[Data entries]
--
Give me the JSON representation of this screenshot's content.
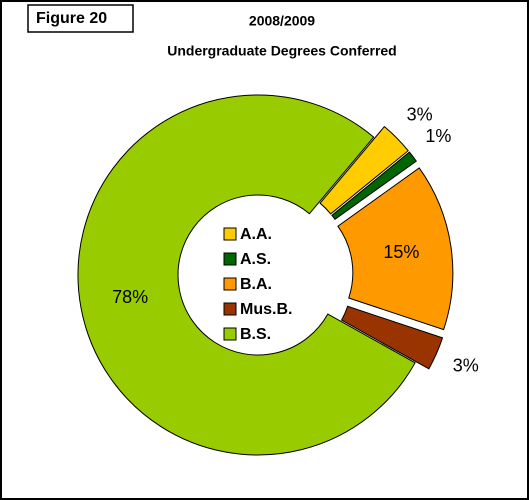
{
  "figure": "Figure 20",
  "chart_data": {
    "type": "donut",
    "title": "2008/2009",
    "subtitle": "Undergraduate Degrees Conferred",
    "categories": [
      "A.A.",
      "A.S.",
      "B.A.",
      "Mus.B.",
      "B.S."
    ],
    "values": [
      3,
      1,
      15,
      3,
      78
    ],
    "value_labels": [
      "3%",
      "1%",
      "15%",
      "3%",
      "78%"
    ],
    "colors": [
      "#ffcc00",
      "#006600",
      "#ff9900",
      "#993300",
      "#99cc00"
    ],
    "exploded": [
      true,
      true,
      true,
      true,
      false
    ],
    "legend": "center"
  }
}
--
Write out the records above exactly as they appear, leaving out any pictures.

**RESULT BELOW**
Give me the JSON representation of this screenshot's content.
{
  "figure": "Figure 20",
  "chart_data": {
    "type": "donut",
    "title": "2008/2009",
    "subtitle": "Undergraduate Degrees Conferred",
    "categories": [
      "A.A.",
      "A.S.",
      "B.A.",
      "Mus.B.",
      "B.S."
    ],
    "values": [
      3,
      1,
      15,
      3,
      78
    ],
    "value_labels": [
      "3%",
      "1%",
      "15%",
      "3%",
      "78%"
    ],
    "colors": [
      "#ffcc00",
      "#006600",
      "#ff9900",
      "#993300",
      "#99cc00"
    ],
    "exploded": [
      true,
      true,
      true,
      true,
      false
    ],
    "legend": "center"
  }
}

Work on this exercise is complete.